WHAT IS ASKED
Find how many lines contain the word "JSON" and state that number alone.

+ + + + +

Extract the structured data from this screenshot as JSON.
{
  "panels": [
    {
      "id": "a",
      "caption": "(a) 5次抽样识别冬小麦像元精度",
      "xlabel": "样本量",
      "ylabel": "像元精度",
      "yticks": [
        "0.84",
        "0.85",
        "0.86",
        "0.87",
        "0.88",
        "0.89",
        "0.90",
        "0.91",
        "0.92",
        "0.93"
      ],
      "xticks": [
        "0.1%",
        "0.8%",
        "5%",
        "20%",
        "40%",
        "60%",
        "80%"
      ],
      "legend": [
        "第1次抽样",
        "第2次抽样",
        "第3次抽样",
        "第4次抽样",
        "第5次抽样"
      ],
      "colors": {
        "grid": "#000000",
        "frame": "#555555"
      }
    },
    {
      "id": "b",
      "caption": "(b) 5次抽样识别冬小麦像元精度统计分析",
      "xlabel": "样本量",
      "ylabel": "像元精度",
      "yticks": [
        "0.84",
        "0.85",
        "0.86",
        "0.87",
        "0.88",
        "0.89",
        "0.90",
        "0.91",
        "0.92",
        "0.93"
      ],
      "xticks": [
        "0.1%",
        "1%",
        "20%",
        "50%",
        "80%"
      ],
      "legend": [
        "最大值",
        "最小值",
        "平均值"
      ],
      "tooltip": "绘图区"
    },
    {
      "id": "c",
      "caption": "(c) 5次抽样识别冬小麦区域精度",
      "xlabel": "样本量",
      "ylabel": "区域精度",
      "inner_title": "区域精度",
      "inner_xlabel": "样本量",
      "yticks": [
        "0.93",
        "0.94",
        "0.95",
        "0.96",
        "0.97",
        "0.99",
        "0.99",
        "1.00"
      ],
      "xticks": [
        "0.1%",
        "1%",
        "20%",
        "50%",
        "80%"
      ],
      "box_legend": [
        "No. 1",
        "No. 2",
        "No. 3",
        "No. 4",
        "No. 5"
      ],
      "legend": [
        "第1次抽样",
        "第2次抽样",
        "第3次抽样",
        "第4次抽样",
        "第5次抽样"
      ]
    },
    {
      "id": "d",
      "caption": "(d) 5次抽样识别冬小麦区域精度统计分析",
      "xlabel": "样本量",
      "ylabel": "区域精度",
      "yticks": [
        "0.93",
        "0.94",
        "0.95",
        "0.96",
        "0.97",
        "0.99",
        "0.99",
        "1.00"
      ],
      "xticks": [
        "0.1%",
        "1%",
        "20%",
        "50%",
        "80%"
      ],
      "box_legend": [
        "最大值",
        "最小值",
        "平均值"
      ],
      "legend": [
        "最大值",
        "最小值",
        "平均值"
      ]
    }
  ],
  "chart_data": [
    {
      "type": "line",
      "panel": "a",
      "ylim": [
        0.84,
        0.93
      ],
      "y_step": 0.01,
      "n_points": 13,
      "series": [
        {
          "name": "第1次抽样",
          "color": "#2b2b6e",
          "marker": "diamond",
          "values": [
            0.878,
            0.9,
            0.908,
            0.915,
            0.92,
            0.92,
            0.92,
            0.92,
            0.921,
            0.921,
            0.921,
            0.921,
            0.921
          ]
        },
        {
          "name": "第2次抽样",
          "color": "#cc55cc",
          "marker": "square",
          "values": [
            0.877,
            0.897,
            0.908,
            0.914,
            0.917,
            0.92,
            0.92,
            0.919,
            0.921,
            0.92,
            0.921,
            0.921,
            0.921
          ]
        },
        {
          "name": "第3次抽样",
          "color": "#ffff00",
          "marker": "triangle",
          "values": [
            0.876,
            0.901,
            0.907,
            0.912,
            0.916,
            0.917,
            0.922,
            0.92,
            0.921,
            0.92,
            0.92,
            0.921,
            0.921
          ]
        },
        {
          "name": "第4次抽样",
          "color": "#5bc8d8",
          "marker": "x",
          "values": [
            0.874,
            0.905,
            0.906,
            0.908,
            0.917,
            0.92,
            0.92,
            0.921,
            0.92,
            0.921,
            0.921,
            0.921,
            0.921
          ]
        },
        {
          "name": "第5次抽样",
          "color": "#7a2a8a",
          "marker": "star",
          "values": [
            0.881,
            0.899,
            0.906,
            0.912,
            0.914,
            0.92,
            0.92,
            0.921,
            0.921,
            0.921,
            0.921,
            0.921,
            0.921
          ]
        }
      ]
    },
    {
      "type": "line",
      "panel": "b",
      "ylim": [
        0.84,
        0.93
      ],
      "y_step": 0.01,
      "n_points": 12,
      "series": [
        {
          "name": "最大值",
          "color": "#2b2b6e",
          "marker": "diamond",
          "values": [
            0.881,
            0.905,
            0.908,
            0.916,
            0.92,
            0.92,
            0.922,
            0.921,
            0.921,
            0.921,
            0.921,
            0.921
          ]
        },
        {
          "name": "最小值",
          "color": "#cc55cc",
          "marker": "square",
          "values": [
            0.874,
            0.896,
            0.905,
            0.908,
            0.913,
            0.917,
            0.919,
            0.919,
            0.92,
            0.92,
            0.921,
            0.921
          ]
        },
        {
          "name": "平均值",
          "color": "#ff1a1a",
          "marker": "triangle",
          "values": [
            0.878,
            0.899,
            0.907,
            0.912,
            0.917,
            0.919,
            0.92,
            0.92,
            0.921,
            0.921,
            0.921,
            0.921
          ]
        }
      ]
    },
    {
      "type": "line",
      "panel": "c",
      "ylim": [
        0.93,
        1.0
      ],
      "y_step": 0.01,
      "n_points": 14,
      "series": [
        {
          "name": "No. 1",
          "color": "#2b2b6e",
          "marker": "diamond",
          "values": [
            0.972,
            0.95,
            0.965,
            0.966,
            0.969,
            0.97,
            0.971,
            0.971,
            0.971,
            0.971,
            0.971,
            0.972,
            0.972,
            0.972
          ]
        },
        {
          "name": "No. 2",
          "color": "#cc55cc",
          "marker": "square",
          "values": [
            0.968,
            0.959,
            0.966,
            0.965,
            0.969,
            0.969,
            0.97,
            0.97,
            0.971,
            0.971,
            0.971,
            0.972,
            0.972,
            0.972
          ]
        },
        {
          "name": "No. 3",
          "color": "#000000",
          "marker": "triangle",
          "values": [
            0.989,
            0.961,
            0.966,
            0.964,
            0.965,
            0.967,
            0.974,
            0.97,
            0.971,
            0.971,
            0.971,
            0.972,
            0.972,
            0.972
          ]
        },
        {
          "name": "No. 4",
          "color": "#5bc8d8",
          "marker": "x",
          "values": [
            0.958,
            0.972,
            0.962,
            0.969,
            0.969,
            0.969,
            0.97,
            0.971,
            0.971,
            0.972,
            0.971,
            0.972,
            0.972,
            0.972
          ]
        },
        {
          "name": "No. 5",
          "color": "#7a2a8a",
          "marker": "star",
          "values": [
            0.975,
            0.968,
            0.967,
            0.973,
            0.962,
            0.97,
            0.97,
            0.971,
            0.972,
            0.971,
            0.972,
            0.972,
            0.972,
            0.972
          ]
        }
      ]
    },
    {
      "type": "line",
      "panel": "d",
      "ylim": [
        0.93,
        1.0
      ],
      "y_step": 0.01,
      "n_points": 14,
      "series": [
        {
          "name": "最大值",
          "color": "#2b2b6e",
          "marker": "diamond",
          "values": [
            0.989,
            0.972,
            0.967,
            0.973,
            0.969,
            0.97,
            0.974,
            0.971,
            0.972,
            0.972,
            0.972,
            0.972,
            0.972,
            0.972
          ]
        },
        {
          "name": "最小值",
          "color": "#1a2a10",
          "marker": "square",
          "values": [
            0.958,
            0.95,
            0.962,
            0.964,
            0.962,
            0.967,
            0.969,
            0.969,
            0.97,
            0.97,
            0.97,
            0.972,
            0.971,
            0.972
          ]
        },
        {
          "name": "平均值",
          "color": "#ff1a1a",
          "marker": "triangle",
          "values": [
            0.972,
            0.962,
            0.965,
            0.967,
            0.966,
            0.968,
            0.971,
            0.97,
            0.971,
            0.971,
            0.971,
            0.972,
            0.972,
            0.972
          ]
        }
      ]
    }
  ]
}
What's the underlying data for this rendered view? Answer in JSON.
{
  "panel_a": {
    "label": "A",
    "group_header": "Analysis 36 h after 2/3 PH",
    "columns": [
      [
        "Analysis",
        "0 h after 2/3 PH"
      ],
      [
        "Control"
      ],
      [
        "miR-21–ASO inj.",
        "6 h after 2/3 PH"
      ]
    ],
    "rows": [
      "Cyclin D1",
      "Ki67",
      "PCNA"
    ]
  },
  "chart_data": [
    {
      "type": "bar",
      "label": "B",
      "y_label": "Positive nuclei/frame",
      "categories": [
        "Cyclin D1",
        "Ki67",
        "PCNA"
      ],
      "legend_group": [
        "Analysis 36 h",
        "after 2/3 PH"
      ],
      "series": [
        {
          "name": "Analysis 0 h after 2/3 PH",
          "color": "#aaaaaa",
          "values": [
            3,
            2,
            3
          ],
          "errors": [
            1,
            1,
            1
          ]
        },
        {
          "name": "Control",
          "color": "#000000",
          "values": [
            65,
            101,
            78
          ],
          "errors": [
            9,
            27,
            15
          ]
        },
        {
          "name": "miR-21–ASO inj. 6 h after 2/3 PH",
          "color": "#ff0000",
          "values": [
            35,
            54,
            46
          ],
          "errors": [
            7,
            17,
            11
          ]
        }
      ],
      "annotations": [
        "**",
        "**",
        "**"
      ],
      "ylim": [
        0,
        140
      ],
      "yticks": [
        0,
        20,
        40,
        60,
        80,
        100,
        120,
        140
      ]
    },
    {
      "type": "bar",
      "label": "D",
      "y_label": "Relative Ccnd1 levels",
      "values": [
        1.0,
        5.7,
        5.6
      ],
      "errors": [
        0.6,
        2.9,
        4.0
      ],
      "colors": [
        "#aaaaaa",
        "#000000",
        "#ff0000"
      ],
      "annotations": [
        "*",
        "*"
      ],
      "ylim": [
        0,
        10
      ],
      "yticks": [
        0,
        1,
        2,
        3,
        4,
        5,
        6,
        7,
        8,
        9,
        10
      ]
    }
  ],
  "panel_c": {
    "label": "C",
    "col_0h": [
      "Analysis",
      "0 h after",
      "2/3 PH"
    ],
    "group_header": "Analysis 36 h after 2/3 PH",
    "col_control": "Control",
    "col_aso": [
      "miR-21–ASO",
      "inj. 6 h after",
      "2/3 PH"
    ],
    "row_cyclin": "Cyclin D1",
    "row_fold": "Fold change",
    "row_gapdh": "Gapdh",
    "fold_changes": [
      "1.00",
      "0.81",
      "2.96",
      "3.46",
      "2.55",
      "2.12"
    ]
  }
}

+ + + + +

TASK OUTPUT
2